Data entries:
*-*-*

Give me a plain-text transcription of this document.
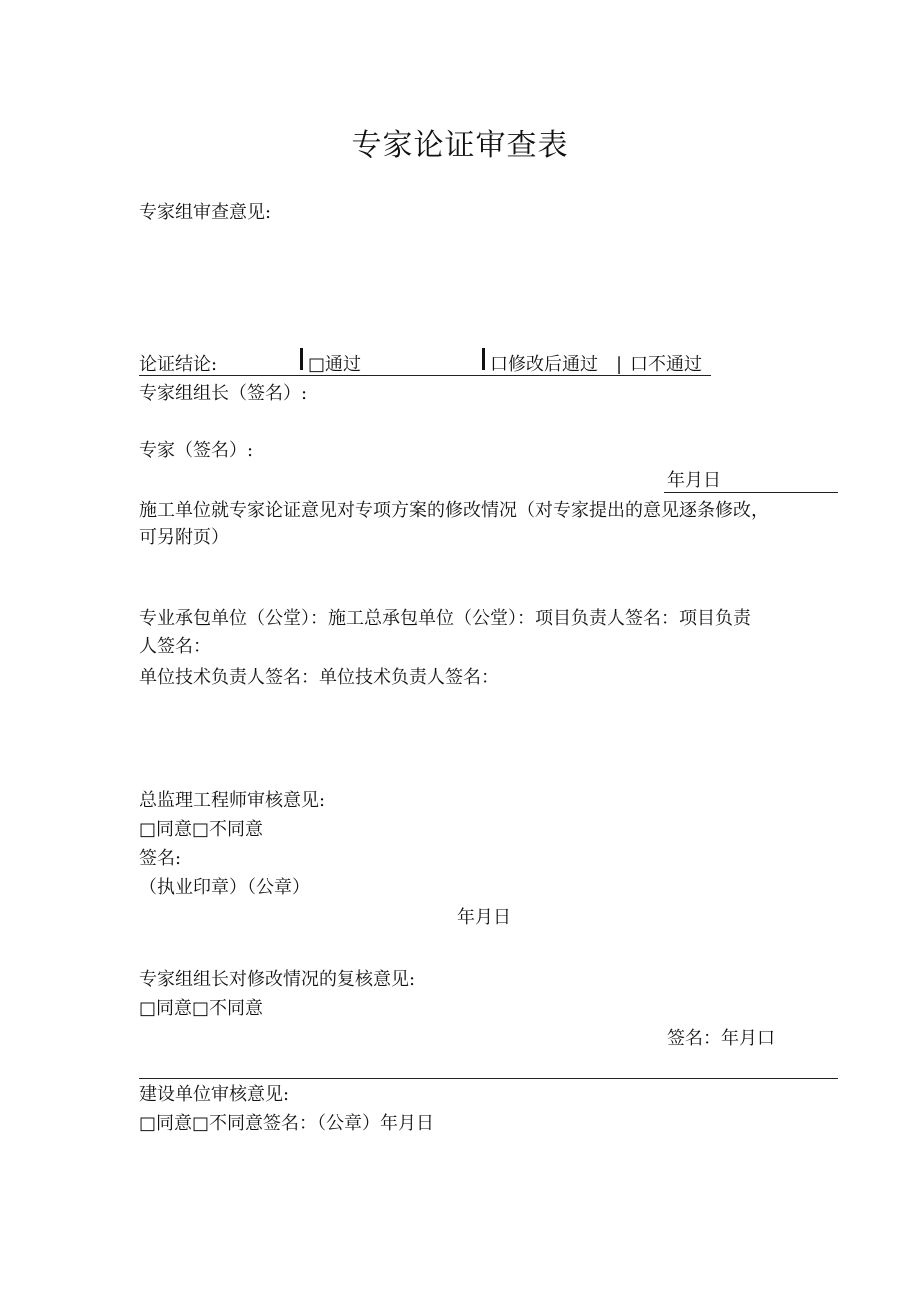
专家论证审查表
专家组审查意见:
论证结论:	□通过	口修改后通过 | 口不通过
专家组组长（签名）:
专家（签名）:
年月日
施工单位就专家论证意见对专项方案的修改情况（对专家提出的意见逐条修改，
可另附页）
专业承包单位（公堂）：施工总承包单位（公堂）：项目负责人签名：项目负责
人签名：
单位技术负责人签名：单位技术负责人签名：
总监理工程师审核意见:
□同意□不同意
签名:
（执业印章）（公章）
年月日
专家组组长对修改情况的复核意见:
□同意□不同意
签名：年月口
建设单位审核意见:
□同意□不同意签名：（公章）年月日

*-*-*

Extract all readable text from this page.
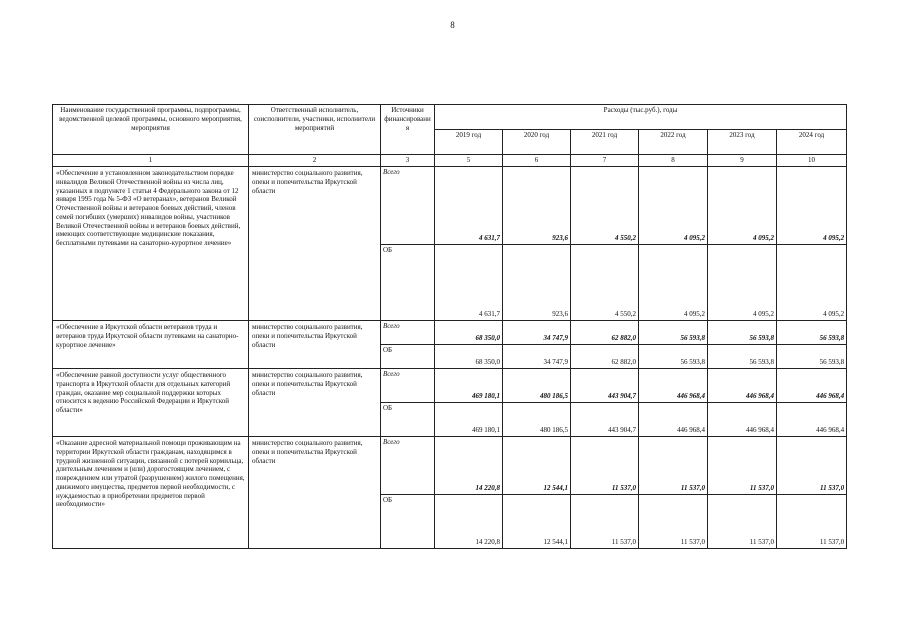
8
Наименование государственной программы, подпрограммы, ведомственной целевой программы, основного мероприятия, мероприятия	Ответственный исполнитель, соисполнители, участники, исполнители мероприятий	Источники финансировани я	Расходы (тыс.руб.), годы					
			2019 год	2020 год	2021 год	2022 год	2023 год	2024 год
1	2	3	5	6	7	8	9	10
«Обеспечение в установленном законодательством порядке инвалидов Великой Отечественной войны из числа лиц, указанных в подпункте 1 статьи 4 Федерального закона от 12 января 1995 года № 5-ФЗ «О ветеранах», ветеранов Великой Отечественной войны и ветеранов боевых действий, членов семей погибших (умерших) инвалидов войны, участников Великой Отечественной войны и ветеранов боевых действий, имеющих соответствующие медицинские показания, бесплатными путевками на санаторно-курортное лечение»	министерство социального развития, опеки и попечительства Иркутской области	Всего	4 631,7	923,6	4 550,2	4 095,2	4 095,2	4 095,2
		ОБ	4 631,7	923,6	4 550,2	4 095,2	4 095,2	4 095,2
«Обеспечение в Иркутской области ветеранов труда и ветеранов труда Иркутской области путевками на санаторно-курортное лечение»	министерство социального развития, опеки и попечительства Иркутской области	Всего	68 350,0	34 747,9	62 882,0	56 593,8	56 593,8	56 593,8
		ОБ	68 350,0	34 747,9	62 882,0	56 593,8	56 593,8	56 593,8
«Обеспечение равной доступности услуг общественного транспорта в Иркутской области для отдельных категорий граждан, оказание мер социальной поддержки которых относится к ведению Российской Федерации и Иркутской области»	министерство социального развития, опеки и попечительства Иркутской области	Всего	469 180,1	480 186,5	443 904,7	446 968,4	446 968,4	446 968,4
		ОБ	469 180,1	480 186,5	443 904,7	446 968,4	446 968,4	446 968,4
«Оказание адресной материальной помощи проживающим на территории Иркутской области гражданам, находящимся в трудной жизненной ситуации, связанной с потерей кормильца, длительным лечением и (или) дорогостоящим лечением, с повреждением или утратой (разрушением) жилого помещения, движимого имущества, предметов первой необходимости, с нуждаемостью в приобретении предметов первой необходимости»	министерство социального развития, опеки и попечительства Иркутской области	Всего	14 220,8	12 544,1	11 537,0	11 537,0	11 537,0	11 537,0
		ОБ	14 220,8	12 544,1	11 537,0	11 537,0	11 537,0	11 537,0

*-*-*

- [SHORT EXERCISE]
Looking at the entries above, say how many lines contain the word "this". Only the number is wanted.

- [RESPONSE TO THE EXERCISE]
2